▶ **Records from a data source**
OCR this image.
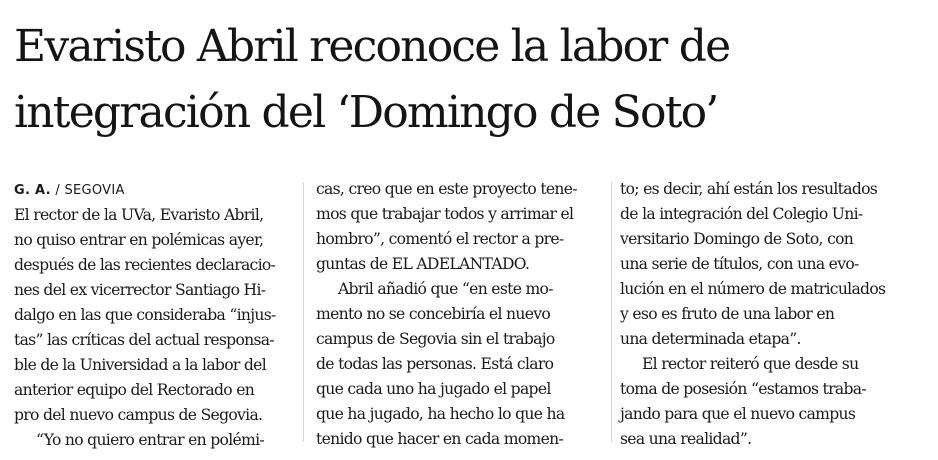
Evaristo Abril reconoce la labor de
integración del ‘Domingo de Soto’
G. A. / SEGOVIA
El rector de la UVa, Evaristo Abril,
no quiso entrar en polémicas ayer,
después de las recientes declaracio-
nes del ex vicerrector Santiago Hi-
dalgo en las que consideraba “injus-
tas” las críticas del actual responsa-
ble de la Universidad a la labor del
anterior equipo del Rectorado en
pro del nuevo campus de Segovia.
“Yo no quiero entrar en polémi-
cas, creo que en este proyecto tene-
mos que trabajar todos y arrimar el
hombro”, comentó el rector a pre-
guntas de EL ADELANTADO.
Abril añadió que “en este mo-
mento no se concebiría el nuevo
campus de Segovia sin el trabajo
de todas las personas. Está claro
que cada uno ha jugado el papel
que ha jugado, ha hecho lo que ha
tenido que hacer en cada momen-
to; es decir, ahí están los resultados
de la integración del Colegio Uni-
versitario Domingo de Soto, con
una serie de títulos, con una evo-
lución en el número de matriculados
y eso es fruto de una labor en
una determinada etapa”.
El rector reiteró que desde su
toma de posesión “estamos traba-
jando para que el nuevo campus
sea una realidad”.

▶ **EXERCISE**
Look through the entries above. Extract each line with the word "Abril".

▶ **TASK ANSWER**
Evaristo Abril reconoce la labor de
El rector de la UVa, Evaristo Abril,
Abril añadió que “en este mo-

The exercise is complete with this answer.